Check each line of the records below and collect those holding "взаимодействовать".

──────────

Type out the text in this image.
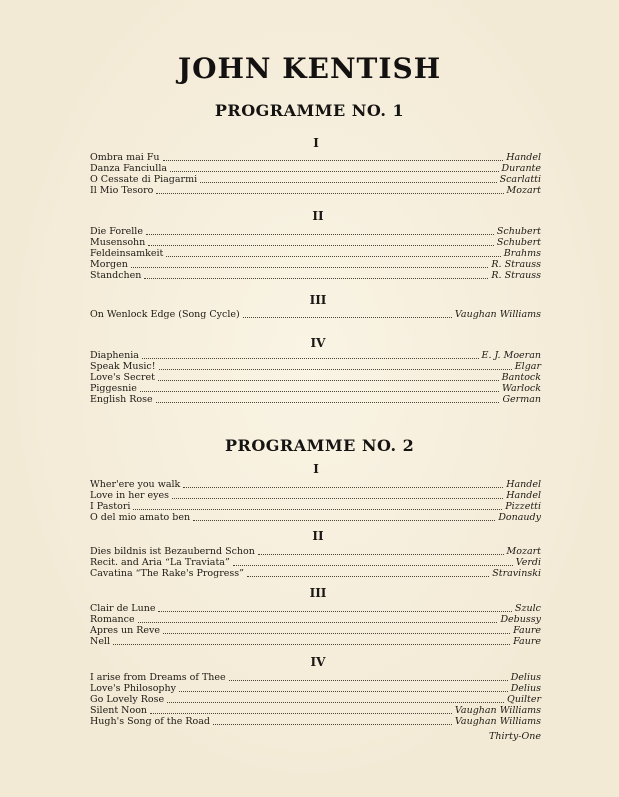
JOHN KENTISH
PROGRAMME NO. 1
PROGRAMME NO. 2
I
Ombra mai Fu	Handel
Danza Fanciulla	Durante
O Cessate di Piagarmi	Scarlatti
Il Mio Tesoro	Mozart
II
Die Forelle	Schubert
Musensohn	Schubert
Feldeinsamkeit	Brahms
Morgen	R. Strauss
Standchen	R. Strauss
III
On Wenlock Edge (Song Cycle)	Vaughan Williams
IV
Diaphenia	E. J. Moeran
Speak Music!	Elgar
Love's Secret	Bantock
Piggesnie	Warlock
English Rose	German
I
Wher'ere you walk	Handel
Love in her eyes	Handel
I Pastori	Pizzetti
O del mio amato ben	Donaudy
II
Dies bildnis ist Bezaubernd Schon	Mozart
Recit. and Aria “La Traviata”	Verdi
Cavatina “The Rake's Progress”	Stravinski
III
Clair de Lune	Szulc
Romance	Debussy
Apres un Reve	Faure
Nell	Faure
IV
I arise from Dreams of Thee	Delius
Love's Philosophy	Delius
Go Lovely Rose	Quilter
Silent Noon	Vaughan Williams
Hugh's Song of the Road	Vaughan Williams
Thirty-One
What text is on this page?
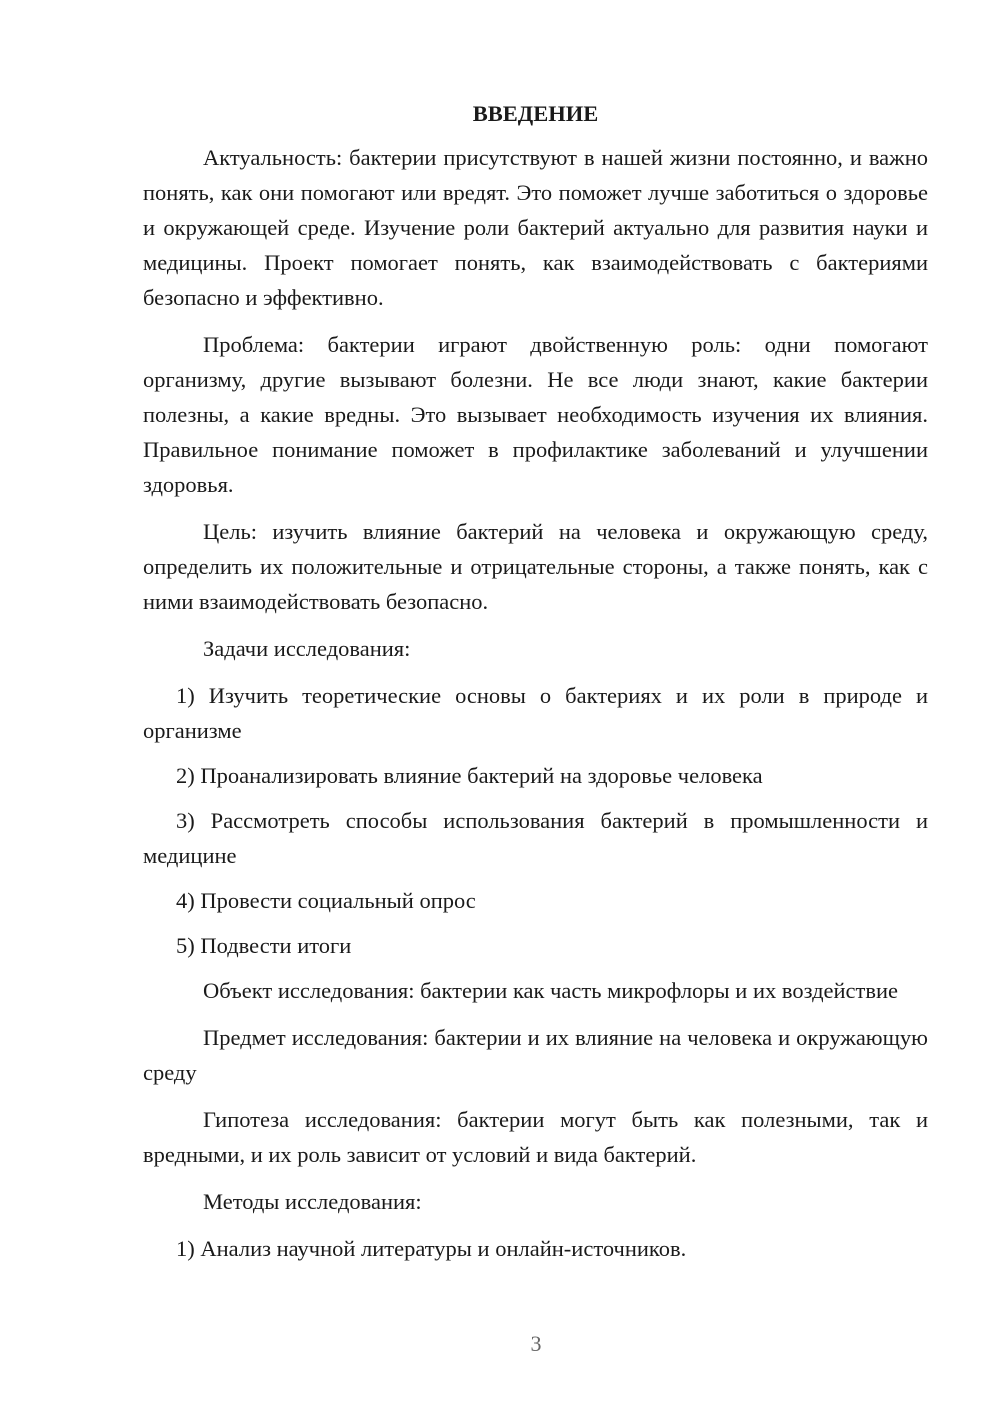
ВВЕДЕНИЕ

Актуальность: бактерии присутствуют в нашей жизни постоянно, и важно понять, как они помогают или вредят. Это поможет лучше заботиться о здоровье и окружающей среде. Изучение роли бактерий актуально для развития науки и медицины. Проект помогает понять, как взаимодействовать с бактериями безопасно и эффективно.

Проблема: бактерии играют двойственную роль: одни помогают организму, другие вызывают болезни. Не все люди знают, какие бактерии полезны, а какие вредны. Это вызывает необходимость изучения их влияния. Правильное понимание поможет в профилактике заболеваний и улучшении здоровья.

Цель: изучить влияние бактерий на человека и окружающую среду, определить их положительные и отрицательные стороны, а также понять, как с ними взаимодействовать безопасно.

Задачи исследования:

1) Изучить теоретические основы о бактериях и их роли в природе и организме

2) Проанализировать влияние бактерий на здоровье человека

3) Рассмотреть способы использования бактерий в промышленности и медицине

4) Провести социальный опрос

5) Подвести итоги

Объект исследования: бактерии как часть микрофлоры и их воздействие

Предмет исследования: бактерии и их влияние на человека и окружающую среду

Гипотеза исследования: бактерии могут быть как полезными, так и вредными, и их роль зависит от условий и вида бактерий.

Методы исследования:

1) Анализ научной литературы и онлайн-источников.

3
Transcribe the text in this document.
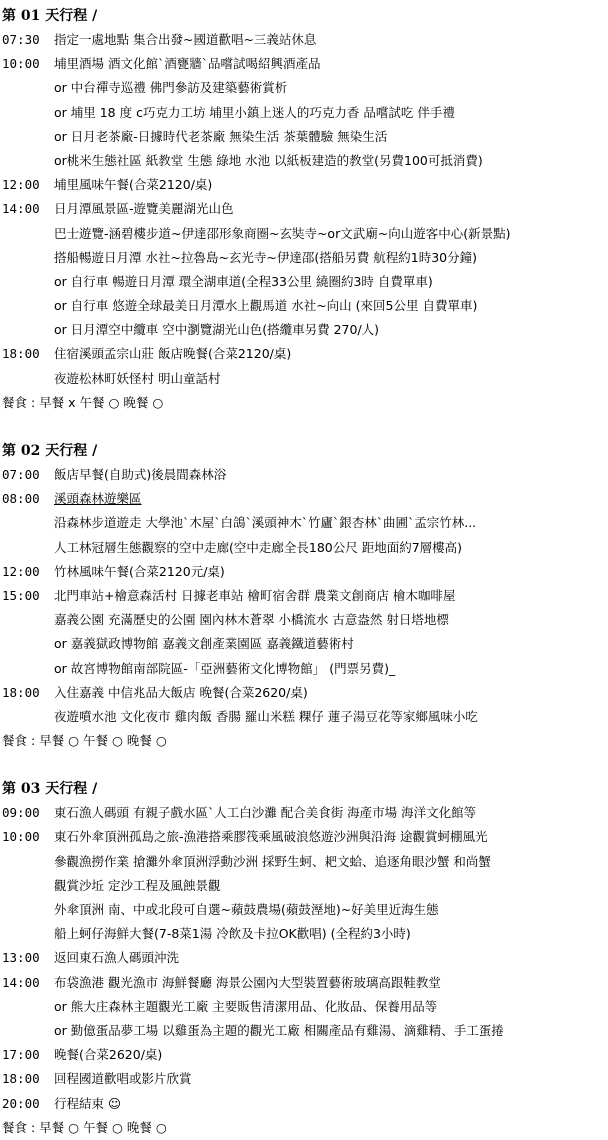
第 01 天行程 /
07:30 指定一處地點 集合出發~國道歡唱~三義站休息
10:00 埔里酒場 酒文化館`酒甕牆`品嚐試喝紹興酒產品
or 中台禪寺巡禮 佛門參訪及建築藝術賞析
or 埔里 18 度 c巧克力工坊 埔里小鎮上迷人的巧克力香 品嚐試吃 伴手禮
or 日月老茶廠-日據時代老茶廠 無染生活 茶葉體驗 無染生活
or桃米生態社區 紙教堂 生態 綠地 水池 以紙板建造的教堂(另費100可抵消費)
12:00 埔里風味午餐(合菜2120/桌)
14:00 日月潭風景區-遊覽美麗湖光山色
巴士遊覽-涵碧樓步道~伊達邵形象商圈~玄奘寺~or文武廟~向山遊客中心(新景點)
搭船暢遊日月潭 水社~拉魯島~玄光寺~伊達邵(搭船另費 航程約1時30分鐘)
or 自行車 暢遊日月潭 環全湖車道(全程33公里 繞圈約3時 自費單車)
or 自行車 悠遊全球最美日月潭水上觀馬道 水社~向山 (來回5公里 自費單車)
or 日月潭空中纜車 空中瀏覽湖光山色(搭纜車另費 270/人)
18:00 住宿溪頭孟宗山莊 飯店晚餐(合菜2120/桌)
夜遊松林町妖怪村 明山童話村
餐食 : 早餐 x 午餐 ○ 晚餐 ○
第 02 天行程 /
07:00 飯店早餐(自助式)後晨間森林浴
08:00 溪頭森林遊樂區
沿森林步道遊走 大學池`木屋`白鴿`溪頭神木`竹廬`銀杏林`曲圃`孟宗竹林...
人工林冠層生態觀察的空中走廊(空中走廊全長180公尺 距地面約7層樓高)
12:00 竹林風味午餐(合菜2120元/桌)
15:00 北門車站+檜意森活村 日據老車站 檜町宿舍群 農業文創商店 檜木咖啡屋
嘉義公園 充滿歷史的公園 園內林木蒼翠 小橋流水 古意盎然 射日塔地標
or 嘉義獄政博物館 嘉義文創產業園區 嘉義鐵道藝術村
or 故宮博物館南部院區-「亞洲藝術文化博物館」 (門票另費)_
18:00 入住嘉義 中信兆品大飯店 晚餐(合菜2620/桌)
夜遊噴水池 文化夜市 雞肉飯 香腸 羅山米糕 粿仔 蓮子湯豆花等家鄉風味小吃
餐食 : 早餐 ○ 午餐 ○ 晚餐 ○
第 03 天行程 /
09:00 東石漁人碼頭 有親子戲水區`人工白沙灘 配合美食街 海產市場 海洋文化館等
10:00 東石外傘頂洲孤島之旅-漁港搭乘膠筏乘風破浪悠遊沙洲與沿海 途觀賞蚵棚風光
參觀漁撈作業 搶灘外傘頂洲浮動沙洲 採野生蚵、耙文蛤、追逐角眼沙蟹 和尚蟹
觀賞沙坵 定沙工程及風蝕景觀
外傘頂洲 南、中或北段可自選~蘋鼓農場(蘋鼓溼地)~好美里近海生態
船上蚵仔海鮮大餐(7-8菜1湯 冷飲及卡拉OK歡唱) (全程約3小時)
13:00 返回東石漁人碼頭沖洗
14:00 布袋漁港 觀光漁市 海鮮餐廳 海景公園內大型裝置藝術玻璃高跟鞋教堂
or 熊大庄森林主題觀光工廠 主要販售清潔用品、化妝品、保養用品等
or 勤億蛋品夢工場 以雞蛋為主題的觀光工廠 相關產品有雞湯、滴雞精、手工蛋捲
17:00 晚餐(合菜2620/桌)
18:00 回程國道歡唱或影片欣賞
20:00 行程結束 ☺
餐食 : 早餐 ○ 午餐 ○ 晚餐 ○
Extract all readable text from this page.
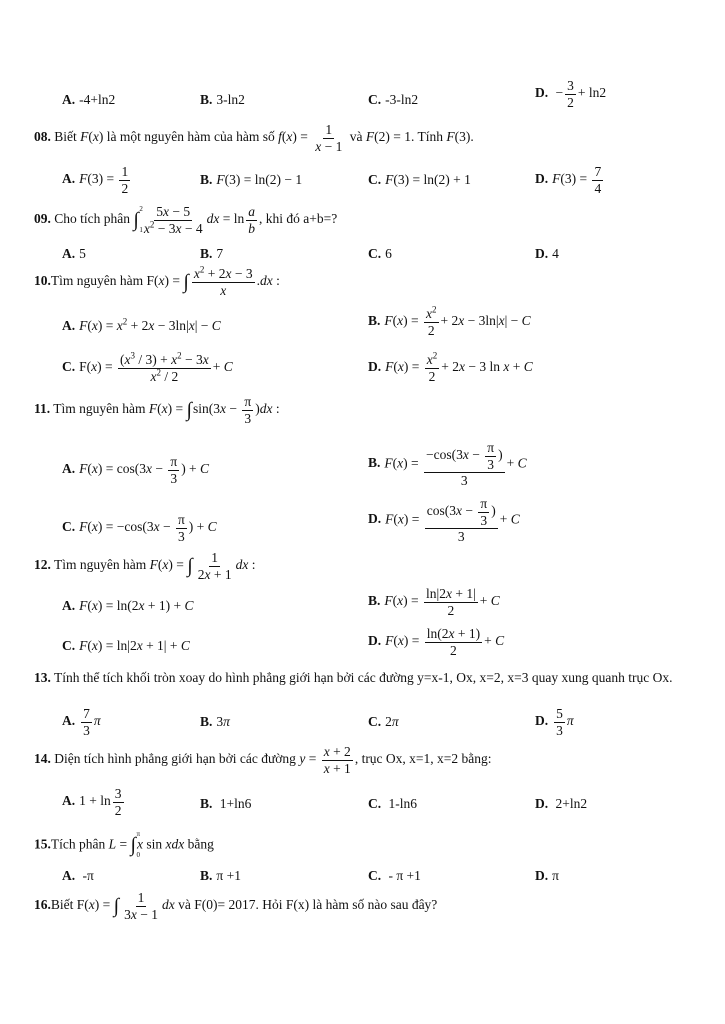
A. -4+ln2	B. 3-ln2	C. -3-ln2	D. − $\frac{3}{2} + \ln 2$
08. Biết F(x) là một nguyên hàm của hàm số $f(x) = \frac{1}{x - 1}$ và F(2) = 1. Tính F(3).
A. $F(3) = \frac{1}{2}$	B. F(3) = ln(2) − 1	C. F(3) = ln(2) + 1	D. $F(3) = \frac{7}{4}$
09. Cho tích phân ∫ 2
1
$\frac{5x - 5}{x^2 - 3x - 4}$ dx = $\ln \frac{a}{b}$ , khi đó a+b=?
A. 5	B. 7	C. 6	D. 4
10.Tìm nguyên hàm F(x) = ∫ $\frac{x^2 + 2x - 3}{x} .dx$ :
A. $F(x) = x^2 + 2x - 3\ln|x| - C$	B. $F(x) = \frac{x^2}{2} + 2x - 3\ln|x| - C$
C. $F(x) = \frac{(x^3 / 3) + x^2 - 3x}{x^2 / 2} + C$	D. $F(x) = \frac{x^2}{2} + 2x - 3$ ln x + C
11. Tìm nguyên hàm $F(x) = \int\sin(3x - \frac{\pi}{3} )dx$ :
A. $F(x) = \cos(3x - \frac{\pi}{3}$ ) + C	B. $F(x) = \frac{-\cos(3x - \frac{\pi}{3} )}{3} + C$
C. $F(x) = -\cos(3x - \frac{\pi}{3}$ ) + C
D. $F(x) = \frac{\cos(3x - \frac{\pi}{3} )}{3} + C$
12. Tìm nguyên hàm F(x) = ∫ $\frac{1}{2x + 1}$ dx :
A. F(x) = ln(2x + 1) + C	B. $F(x) = \frac{\ln|2x + 1|}{2} + C$
C. F(x) = ln|2x + 1| + C	D. $F(x) = \frac{\ln(2x + 1)}{2} + C$
13. Tính thể tích khối tròn xoay do hình phẳng giới hạn bởi các đường y=x-1, Ox, x=2, x=3 quay xung quanh trục Ox.
A. $\frac{7}{3}$ π	B. 3π	C. 2π	D. $\frac{5}{3}$ π
14. Diện tích hình phẳng giới hạn bởi các đường $y = \frac{x + 2}{x + 1}$ , trục Ox, x=1, x=2 bằng:
A. $1 + \ln \frac{3}{2}$	B. 1+ln6	C. 1-ln6	D. 2+ln2
15.Tích phân L = ∫ π
0
x sin xdx bằng
A. -π	B. π +1	C. - π +1	D. π
16.Biết F(x) = ∫ $\frac{1}{3x - 1}$ dx và F(0)= 2017. Hỏi F(x) là hàm số nào sau đây?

──────────

== RESULT FOR THIS TASK ==
Актуальность: бактерии присутствуют в нашей жизни постоянно, и важно понять, как они помогают или вредят. Это поможет лучше заботиться о здоровье и окружающей среде. Изучение роли бактерий актуально для развития науки и медицины. Проект помогает понять, как взаимодействовать с бактериями безопасно и эффективно.
Цель: изучить влияние бактерий на человека и окружающую среду, определить их положительные и отрицательные стороны, а также понять, как с ними взаимодействовать безопасно.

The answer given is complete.